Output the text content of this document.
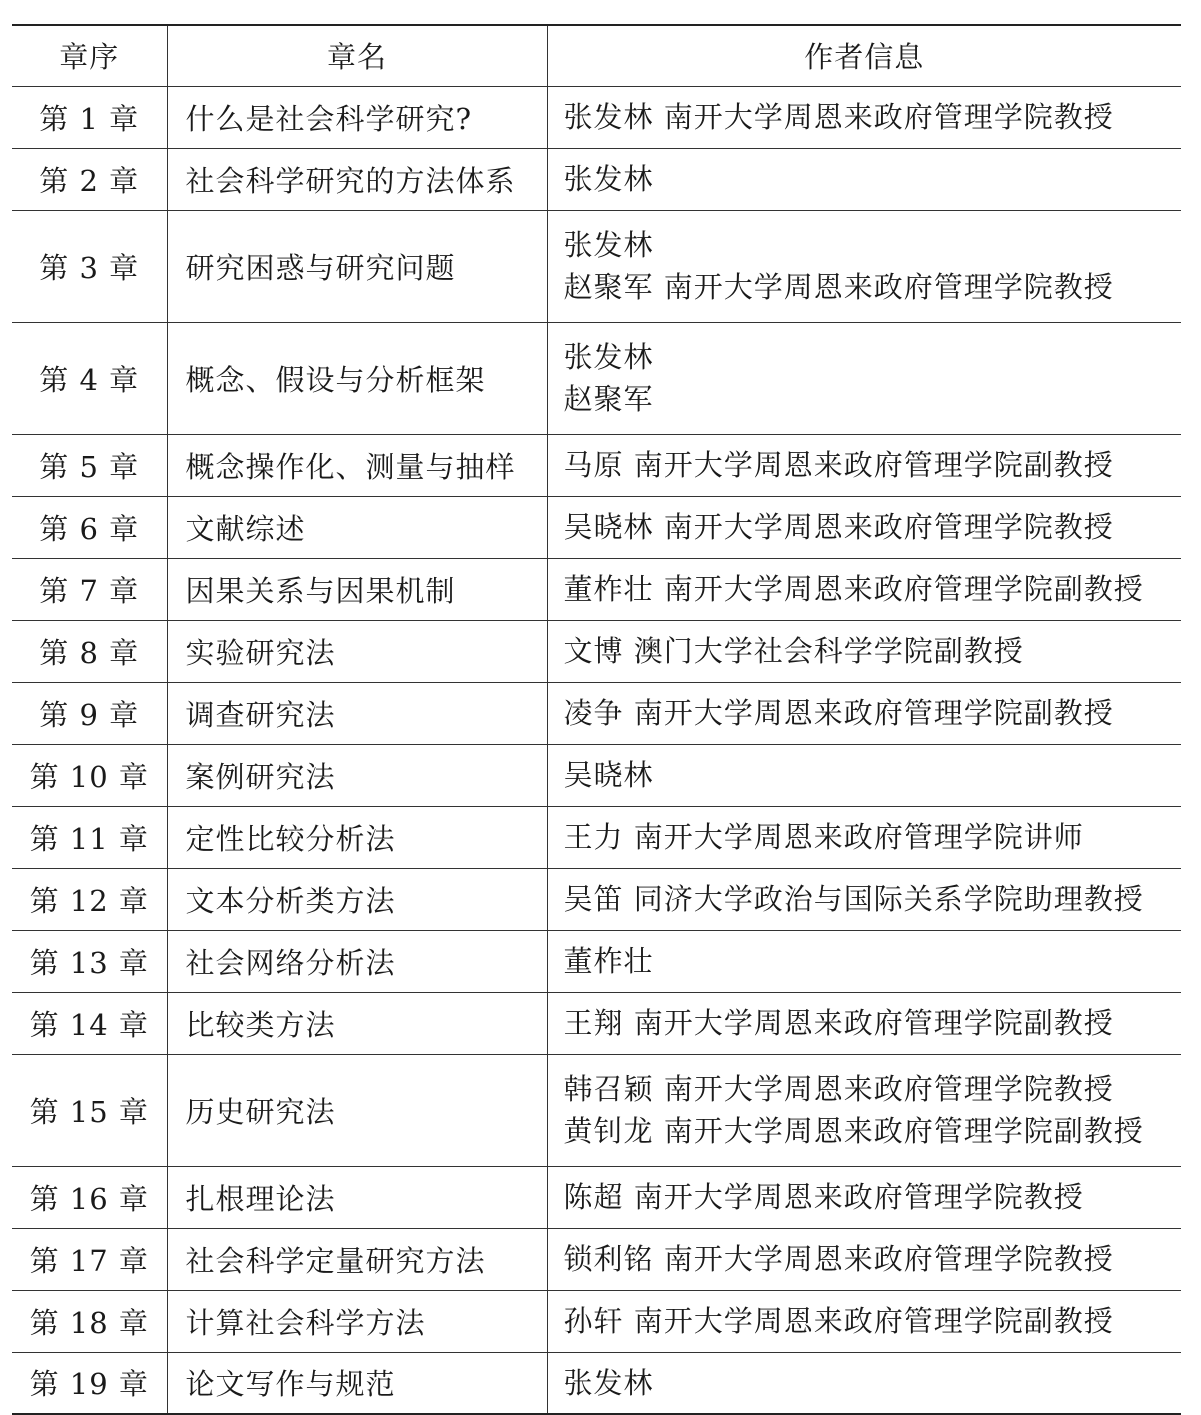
章序	章名	作者信息
第 1 章	什么是社会科学研究?	张发林 南开大学周恩来政府管理学院教授

第 2 章	社会科学研究的方法体系	张发林

第 3 章	研究困惑与研究问题	张发林
赵聚军 南开大学周恩来政府管理学院教授

第 4 章	概念、假设与分析框架	张发林
赵聚军

第 5 章	概念操作化、测量与抽样	马原 南开大学周恩来政府管理学院副教授

第 6 章	文献综述	吴晓林 南开大学周恩来政府管理学院教授

第 7 章	因果关系与因果机制	董柞壮 南开大学周恩来政府管理学院副教授

第 8 章	实验研究法	文博 澳门大学社会科学学院副教授

第 9 章	调查研究法	凌争 南开大学周恩来政府管理学院副教授

第 10 章	案例研究法	吴晓林

第 11 章	定性比较分析法	王力 南开大学周恩来政府管理学院讲师

第 12 章	文本分析类方法	吴笛 同济大学政治与国际关系学院助理教授

第 13 章	社会网络分析法	董柞壮

第 14 章	比较类方法	王翔 南开大学周恩来政府管理学院副教授

第 15 章	历史研究法	韩召颖 南开大学周恩来政府管理学院教授
黄钊龙 南开大学周恩来政府管理学院副教授

第 16 章	扎根理论法	陈超 南开大学周恩来政府管理学院教授

第 17 章	社会科学定量研究方法	锁利铭 南开大学周恩来政府管理学院教授

第 18 章	计算社会科学方法	孙轩 南开大学周恩来政府管理学院副教授

第 19 章	论文写作与规范	张发林
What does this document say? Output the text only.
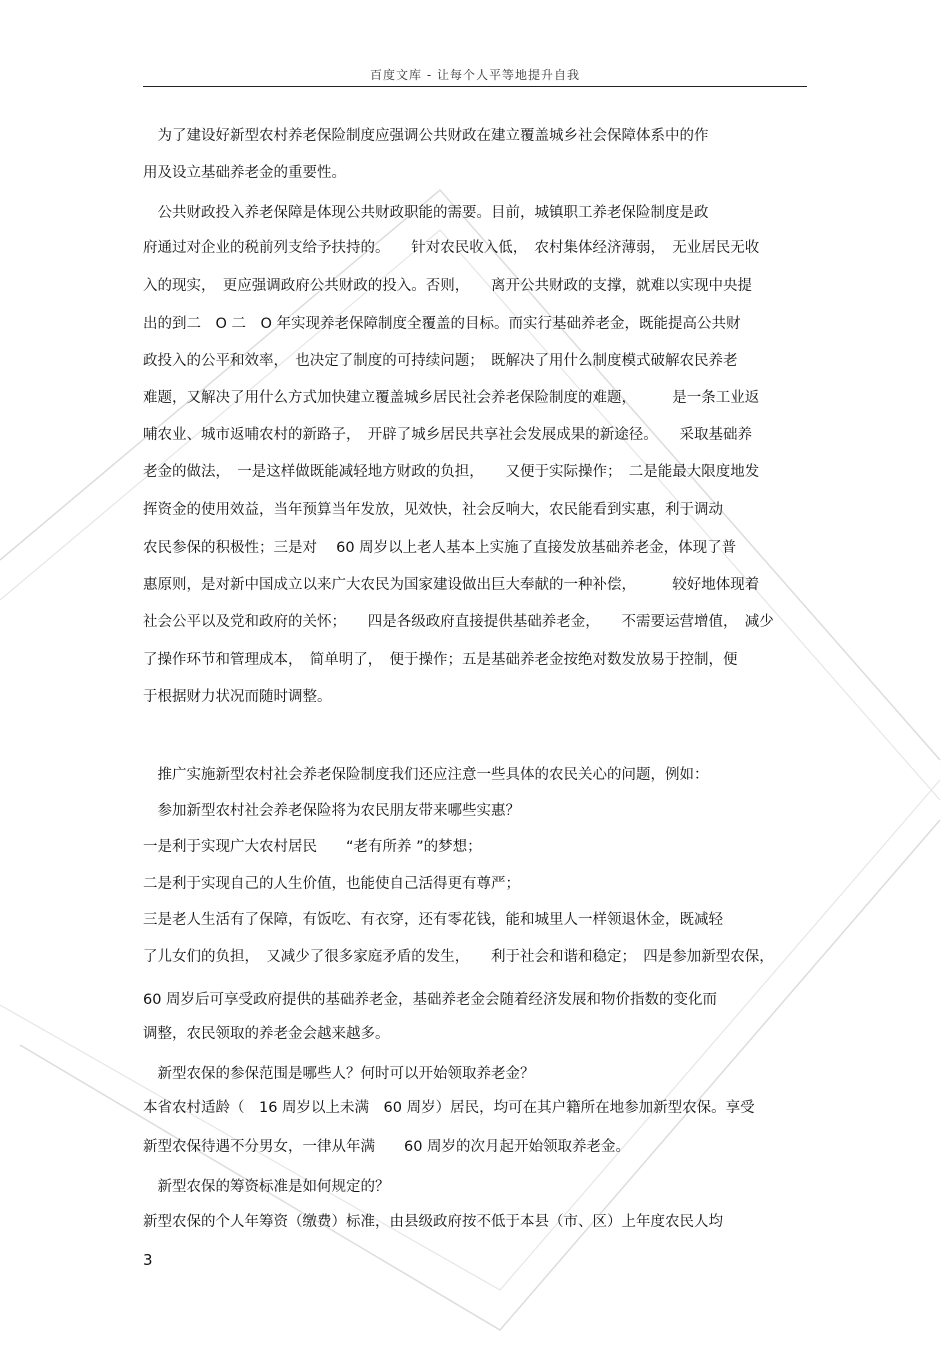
百度文库 - 让每个人平等地提升自我
　为了建设好新型农村养老保险制度应强调公共财政在建立覆盖城乡社会保障体系中的作
用及设立基础养老金的重要性。
　公共财政投入养老保障是体现公共财政职能的需要。目前，城镇职工养老保险制度是政
府通过对企业的税前列支给予扶持的。　　针对农民收入低，　农村集体经济薄弱，　无业居民无收
入的现实，　更应强调政府公共财政的投入。否则，　　离开公共财政的支撑，就难以实现中央提
出的到二　O 二　O 年实现养老保障制度全覆盖的目标。而实行基础养老金，既能提高公共财
政投入的公平和效率，　也决定了制度的可持续问题；　既解决了用什么制度模式破解农民养老
难题，又解决了用什么方式加快建立覆盖城乡居民社会养老保险制度的难题，　　　是一条工业返
哺农业、城市返哺农村的新路子，　开辟了城乡居民共享社会发展成果的新途径。　　采取基础养
老金的做法，　一是这样做既能减轻地方财政的负担，　　又便于实际操作；　二是能最大限度地发
挥资金的使用效益，当年预算当年发放，见效快，社会反响大，农民能看到实惠，利于调动
农民参保的积极性；三是对　 60 周岁以上老人基本上实施了直接发放基础养老金，体现了普
惠原则，是对新中国成立以来广大农民为国家建设做出巨大奉献的一种补偿，　　　较好地体现着
社会公平以及党和政府的关怀；　　四是各级政府直接提供基础养老金，　　不需要运营增值，　减少
了操作环节和管理成本，　简单明了，　便于操作；五是基础养老金按绝对数发放易于控制，便
于根据财力状况而随时调整。
　推广实施新型农村社会养老保险制度我们还应注意一些具体的农民关心的问题，例如：
　参加新型农村社会养老保险将为农民朋友带来哪些实惠？
一是利于实现广大农村居民　　“老有所养 ”的梦想；
二是利于实现自己的人生价值，也能使自己活得更有尊严；
三是老人生活有了保障，有饭吃、有衣穿，还有零花钱，能和城里人一样领退休金，既减轻
了儿女们的负担，　又减少了很多家庭矛盾的发生，　　利于社会和谐和稳定；　四是参加新型农保，
60 周岁后可享受政府提供的基础养老金，基础养老金会随着经济发展和物价指数的变化而
调整，农民领取的养老金会越来越多。
　新型农保的参保范围是哪些人？何时可以开始领取养老金？
本省农村适龄（　16 周岁以上未满　60 周岁）居民，均可在其户籍所在地参加新型农保。享受
新型农保待遇不分男女，一律从年满　　60 周岁的次月起开始领取养老金。
　新型农保的筹资标准是如何规定的？
新型农保的个人年筹资（缴费）标准，由县级政府按不低于本县（市、区）上年度农民人均
3
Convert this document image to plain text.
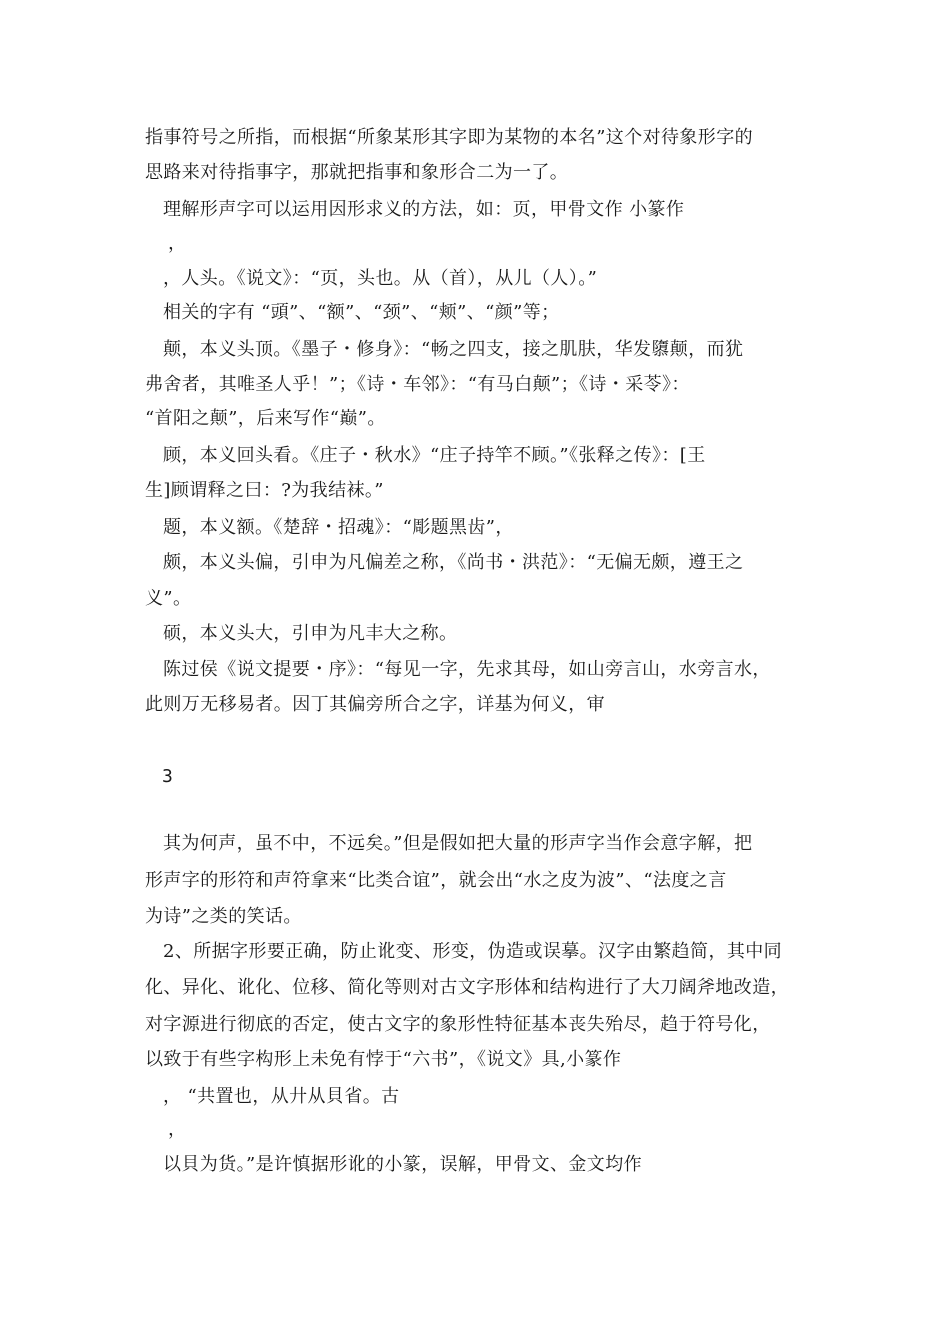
指事符号之所指，而根据“所象某形其字即为某物的本名”这个对待象形字的
思路来对待指事字，那就把指事和象形合二为一了。
理解形声字可以运用因形求义的方法，如：页，甲骨文作 小篆作
，
，人头。《说文》：“页，头也。从（首），从儿（人）。”
相关的字有 “頭”、“额”、“颈”、“颊”、“颜”等；
颠，本义头顶。《墨子・修身》：“畅之四支，接之肌肤，华发隳颠，而犹
弗舍者，其唯圣人乎！”；《诗・车邻》：“有马白颠”；《诗・采苓》：
“首阳之颠”，后来写作“巅”。
顾，本义回头看。《庄子・秋水》“庄子持竿不顾。”《张释之传》：[王
生]顾谓释之曰：?为我结袜。”
题，本义额。《楚辞・招魂》：“彫题黑齿”，
颇，本义头偏，引申为凡偏差之称，《尚书・洪范》：“无偏无颇，遵王之
义”。
硕，本义头大，引申为凡丰大之称。
陈过侯《说文提要・序》：“每见一字，先求其母，如山旁言山，水旁言水，
此则万无移易者。因丁其偏旁所合之字，详基为何义，审
3
其为何声，虽不中，不远矣。”但是假如把大量的形声字当作会意字解，把
形声字的形符和声符拿来“比类合谊”，就会出“水之皮为波”、“法度之言
为诗”之类的笑话。
2、所据字形要正确，防止讹变、形变，伪造或误摹。汉字由繁趋简，其中同
化、异化、讹化、位移、简化等则对古文字形体和结构进行了大刀阔斧地改造，
对字源进行彻底的否定，使古文字的象形性特征基本丧失殆尽，趋于符号化，
以致于有些字构形上未免有悖于“六书”，《说文》具,小篆作
， “共置也，从廾从貝省。古
，
以貝为货。”是许慎据形讹的小篆，误解，甲骨文、金文均作
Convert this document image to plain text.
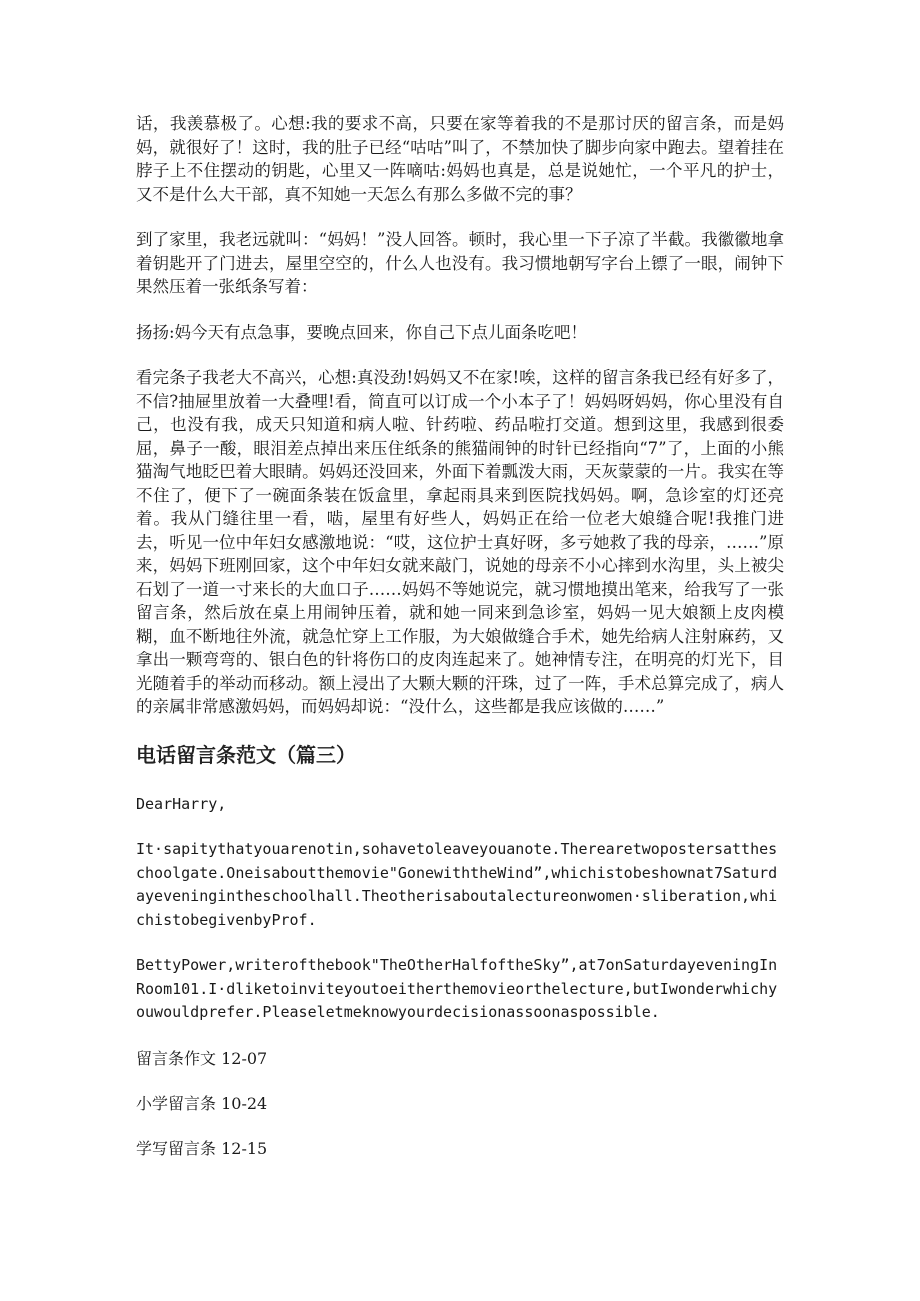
话，我羡慕极了。心想:我的要求不高，只要在家等着我的不是那讨厌的留言条，而是妈妈，就很好了！这时，我的肚子已经“咕咕”叫了，不禁加快了脚步向家中跑去。望着挂在脖子上不住摆动的钥匙，心里又一阵嘀咕:妈妈也真是，总是说她忙，一个平凡的护士，又不是什么大干部，真不知她一天怎么有那么多做不完的事？

到了家里，我老远就叫：“妈妈！”没人回答。顿时，我心里一下子凉了半截。我徽徽地拿着钥匙开了门进去，屋里空空的，什么人也没有。我习惯地朝写字台上镖了一眼，闹钟下果然压着一张纸条写着：

扬扬:妈今天有点急事，要晚点回来，你自己下点儿面条吃吧！

看完条子我老大不高兴，心想:真没劲!妈妈又不在家!唉，这样的留言条我已经有好多了，不信?抽屉里放着一大叠哩!看，简直可以订成一个小本子了！妈妈呀妈妈，你心里没有自己，也没有我，成天只知道和病人啦、针药啦、药品啦打交道。想到这里，我感到很委屈，鼻子一酸，眼泪差点掉出来压住纸条的熊猫闹钟的时针已经指向“7”了，上面的小熊猫淘气地眨巴着大眼睛。妈妈还没回来，外面下着瓢泼大雨，天灰蒙蒙的一片。我实在等不住了，便下了一碗面条装在饭盒里，拿起雨具来到医院找妈妈。啊，急诊室的灯还亮着。我从门缝往里一看，啮，屋里有好些人，妈妈正在给一位老大娘缝合呢!我推门进去，听见一位中年妇女感激地说：“哎，这位护士真好呀，多亏她救了我的母亲，……”原来，妈妈下班刚回家，这个中年妇女就来敲门，说她的母亲不小心摔到水沟里，头上被尖石划了一道一寸来长的大血口子……妈妈不等她说完，就习惯地摸出笔来，给我写了一张留言条，然后放在桌上用闹钟压着，就和她一同来到急诊室，妈妈一见大娘额上皮肉模糊，血不断地往外流，就急忙穿上工作服，为大娘做缝合手术，她先给病人注射麻药，又拿出一颗弯弯的、银白色的针将伤口的皮肉连起来了。她神情专注，在明亮的灯光下，目光随着手的举动而移动。额上浸出了大颗大颗的汗珠，过了一阵，手术总算完成了，病人的亲属非常感激妈妈，而妈妈却说：“没什么，这些都是我应该做的……”

电话留言条范文（篇三）

DearHarry,

It·sapitythatyouarenotin,sohavetoleaveyouanote.Therearetwopostersattheschoolgate.Oneisaboutthemovie"GonewiththeWind”,whichistobeshownat7Saturdayeveningintheschoolhall.Theotherisaboutalectureonwomen·sliberation,whichistobegivenbyProf.

BettyPower,writerofthebook"TheOtherHalfoftheSky”,at7onSaturdayeveningInRoom101.I·dliketoinviteyoutoeitherthemovieorthelecture,butIwonderwhichyouwouldprefer.Pleaseletmeknowyourdecisionassoonaspossible.

留言条作文 12-07

小学留言条 10-24

学写留言条 12-15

***

Using the listing above, pull out all lines that hold the word "南开大学周恩来政府管理学院副教授".

第 5 章	概念操作化、测量与抽样	马原 南开大学周恩来政府管理学院副教授
第 7 章	因果关系与因果机制	董柞壮 南开大学周恩来政府管理学院副教授
第 9 章	调查研究法	凌争 南开大学周恩来政府管理学院副教授
第 14 章	比较类方法	王翔 南开大学周恩来政府管理学院副教授
黄钊龙 南开大学周恩来政府管理学院副教授
第 18 章	计算社会科学方法	孙轩 南开大学周恩来政府管理学院副教授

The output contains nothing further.